*WHAT YOU SHOULD DO:*
Write the records out again exactly, leaving no images in.

★ ★ ★ ★ ★ ★ ★

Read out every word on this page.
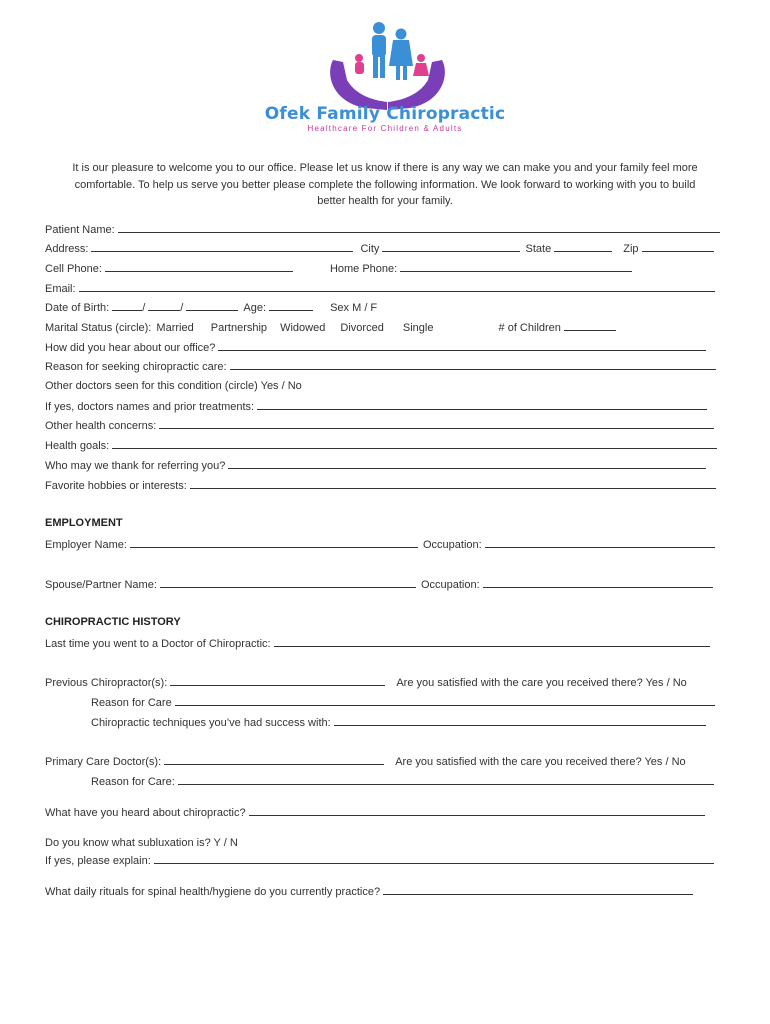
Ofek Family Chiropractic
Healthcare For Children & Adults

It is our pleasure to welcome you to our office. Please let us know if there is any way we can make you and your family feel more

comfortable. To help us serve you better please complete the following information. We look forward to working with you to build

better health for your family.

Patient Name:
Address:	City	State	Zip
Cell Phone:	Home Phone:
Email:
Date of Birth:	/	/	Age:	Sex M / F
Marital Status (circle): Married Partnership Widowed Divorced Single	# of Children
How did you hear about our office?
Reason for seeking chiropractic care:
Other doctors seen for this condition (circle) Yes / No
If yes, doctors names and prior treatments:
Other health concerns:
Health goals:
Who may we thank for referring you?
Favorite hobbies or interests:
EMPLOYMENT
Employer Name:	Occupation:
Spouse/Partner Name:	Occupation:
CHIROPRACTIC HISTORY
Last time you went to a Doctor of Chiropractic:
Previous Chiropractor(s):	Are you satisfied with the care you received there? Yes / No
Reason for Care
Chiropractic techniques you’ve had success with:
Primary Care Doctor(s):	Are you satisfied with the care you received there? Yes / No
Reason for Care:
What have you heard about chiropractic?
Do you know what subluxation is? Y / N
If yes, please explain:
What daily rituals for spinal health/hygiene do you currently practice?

★ ★ ★ ★ ★ ★ ★

*SOLVED EXERCISE:*
Read out every word on this page.
Ofek Family Chiropractic
Healthcare For Children & Adults

It is our pleasure to welcome you to our office. Please let us know if there is any way we can make you and your family feel more

comfortable. To help us serve you better please complete the following information. We look forward to working with you to build

better health for your family.

Patient Name:
Address:	City	State	Zip
Cell Phone:	Home Phone:
Email:
Date of Birth:	/	/	Age:	Sex M / F
Marital Status (circle): Married Partnership Widowed Divorced Single	# of Children
How did you hear about our office?
Reason for seeking chiropractic care:
Other doctors seen for this condition (circle) Yes / No
If yes, doctors names and prior treatments:
Other health concerns:
Health goals:
Who may we thank for referring you?
Favorite hobbies or interests:
EMPLOYMENT
Employer Name:	Occupation:
Spouse/Partner Name:	Occupation:
CHIROPRACTIC HISTORY
Last time you went to a Doctor of Chiropractic:
Previous Chiropractor(s):	Are you satisfied with the care you received there? Yes / No
Reason for Care
Chiropractic techniques you’ve had success with:
Primary Care Doctor(s):	Are you satisfied with the care you received there? Yes / No
Reason for Care:
What have you heard about chiropractic?
Do you know what subluxation is? Y / N
If yes, please explain:
What daily rituals for spinal health/hygiene do you currently practice?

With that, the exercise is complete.